# ENTRIES
====

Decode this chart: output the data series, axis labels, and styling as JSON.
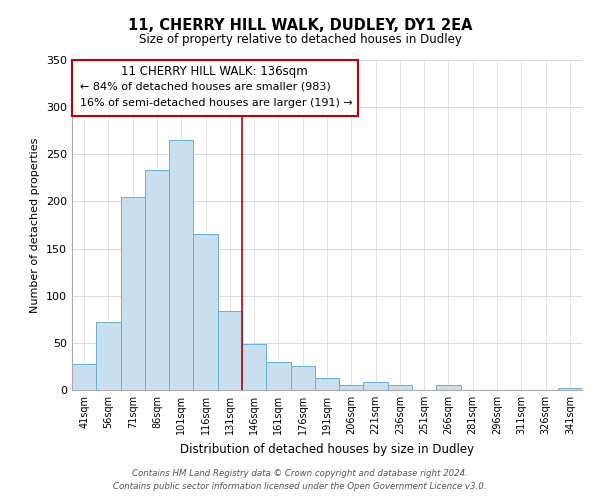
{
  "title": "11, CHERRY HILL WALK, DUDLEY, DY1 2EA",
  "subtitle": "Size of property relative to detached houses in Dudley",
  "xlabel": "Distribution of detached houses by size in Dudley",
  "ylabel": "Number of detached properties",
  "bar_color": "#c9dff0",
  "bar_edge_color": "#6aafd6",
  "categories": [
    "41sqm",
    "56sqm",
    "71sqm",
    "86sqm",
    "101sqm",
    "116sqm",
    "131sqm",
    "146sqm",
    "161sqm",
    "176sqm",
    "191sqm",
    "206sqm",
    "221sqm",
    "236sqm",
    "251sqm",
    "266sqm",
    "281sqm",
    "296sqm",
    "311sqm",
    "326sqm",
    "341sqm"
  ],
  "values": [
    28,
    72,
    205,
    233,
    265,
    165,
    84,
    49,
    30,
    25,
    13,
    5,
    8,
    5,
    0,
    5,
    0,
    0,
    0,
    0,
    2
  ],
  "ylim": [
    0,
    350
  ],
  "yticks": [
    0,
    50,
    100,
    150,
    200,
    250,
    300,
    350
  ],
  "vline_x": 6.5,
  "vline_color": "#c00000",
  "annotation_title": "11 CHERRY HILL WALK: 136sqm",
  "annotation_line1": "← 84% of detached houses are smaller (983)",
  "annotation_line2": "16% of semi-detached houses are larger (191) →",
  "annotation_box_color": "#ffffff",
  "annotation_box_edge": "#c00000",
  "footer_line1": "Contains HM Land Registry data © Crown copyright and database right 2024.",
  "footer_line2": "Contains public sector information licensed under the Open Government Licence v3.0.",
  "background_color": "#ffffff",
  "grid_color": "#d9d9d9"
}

====

# WRITTEN PROBLEM
Ignore the images and quote every line of the listing exactly.

# RESULT BELOW
Decode this chart: output the data series, axis labels, and styling as JSON.
{
  "title": "11, CHERRY HILL WALK, DUDLEY, DY1 2EA",
  "subtitle": "Size of property relative to detached houses in Dudley",
  "xlabel": "Distribution of detached houses by size in Dudley",
  "ylabel": "Number of detached properties",
  "bar_color": "#c9dff0",
  "bar_edge_color": "#6aafd6",
  "categories": [
    "41sqm",
    "56sqm",
    "71sqm",
    "86sqm",
    "101sqm",
    "116sqm",
    "131sqm",
    "146sqm",
    "161sqm",
    "176sqm",
    "191sqm",
    "206sqm",
    "221sqm",
    "236sqm",
    "251sqm",
    "266sqm",
    "281sqm",
    "296sqm",
    "311sqm",
    "326sqm",
    "341sqm"
  ],
  "values": [
    28,
    72,
    205,
    233,
    265,
    165,
    84,
    49,
    30,
    25,
    13,
    5,
    8,
    5,
    0,
    5,
    0,
    0,
    0,
    0,
    2
  ],
  "ylim": [
    0,
    350
  ],
  "yticks": [
    0,
    50,
    100,
    150,
    200,
    250,
    300,
    350
  ],
  "vline_x": 6.5,
  "vline_color": "#c00000",
  "annotation_title": "11 CHERRY HILL WALK: 136sqm",
  "annotation_line1": "← 84% of detached houses are smaller (983)",
  "annotation_line2": "16% of semi-detached houses are larger (191) →",
  "annotation_box_color": "#ffffff",
  "annotation_box_edge": "#c00000",
  "footer_line1": "Contains HM Land Registry data © Crown copyright and database right 2024.",
  "footer_line2": "Contains public sector information licensed under the Open Government Licence v3.0.",
  "background_color": "#ffffff",
  "grid_color": "#d9d9d9"
}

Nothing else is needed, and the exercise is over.